» **WHAT TO DO**: Read the records below and copy each line that contains "post".

» **Dataset records**:
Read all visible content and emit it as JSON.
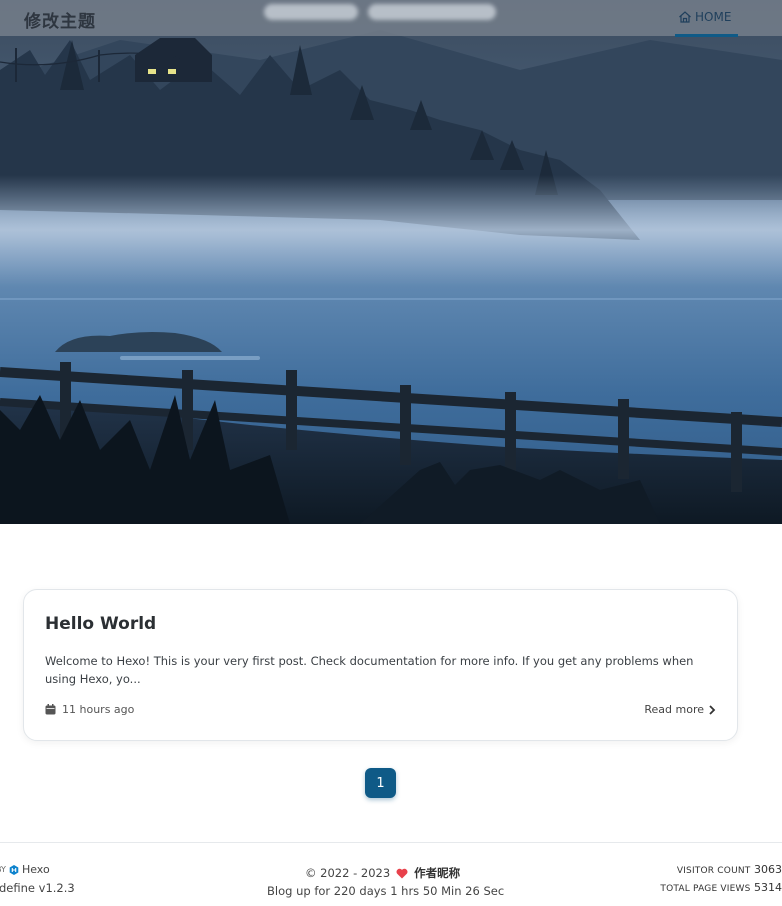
{
  "header": {
    "site_title": "修改主题",
    "nav": {
      "home_label": "HOME"
    }
  },
  "post": {
    "title": "Hello World",
    "excerpt": "Welcome to Hexo! This is your very first post. Check documentation for more info. If you get any problems when using Hexo, yo...",
    "time": "11 hours ago",
    "read_more": "Read more"
  },
  "pagination": {
    "current": "1"
  },
  "footer": {
    "powered_by_prefix": "BY",
    "powered_by_name": "Hexo",
    "theme": "define v1.2.3",
    "copyright": "© 2022 - 2023",
    "author": "作者昵称",
    "uptime": "Blog up for 220 days 1 hrs 50 Min 26 Sec",
    "visitor_label": "VISITOR COUNT",
    "visitor_value": "3063",
    "pageviews_label": "TOTAL PAGE VIEWS",
    "pageviews_value": "5314"
  },
  "colors": {
    "accent": "#0f5a87",
    "heart": "#e8414b"
  }
}
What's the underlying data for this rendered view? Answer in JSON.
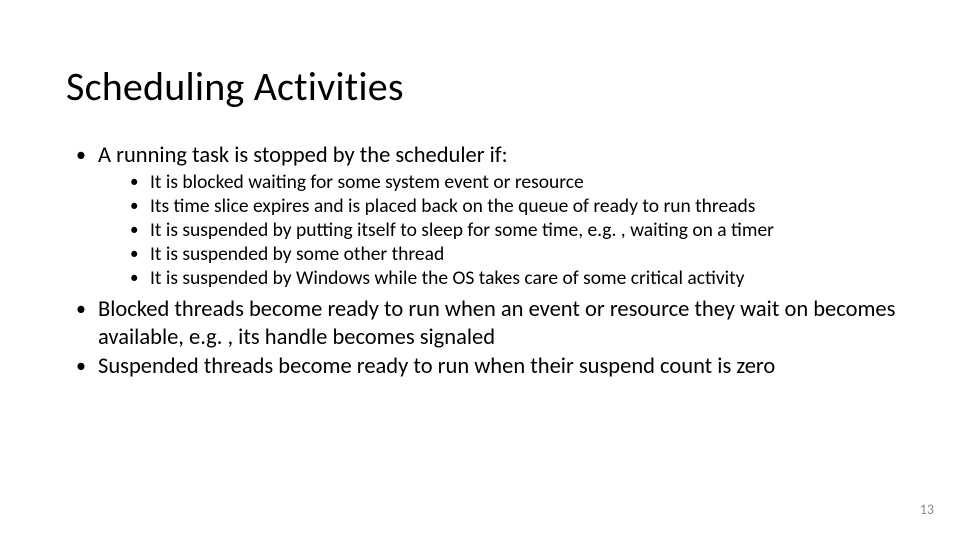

» **RESULT OF THE TASK**:
  "post": {
    "excerpt": "Welcome to Hexo! This is your very first post. Check documentation for more info. If you get any problems when using Hexo, yo...",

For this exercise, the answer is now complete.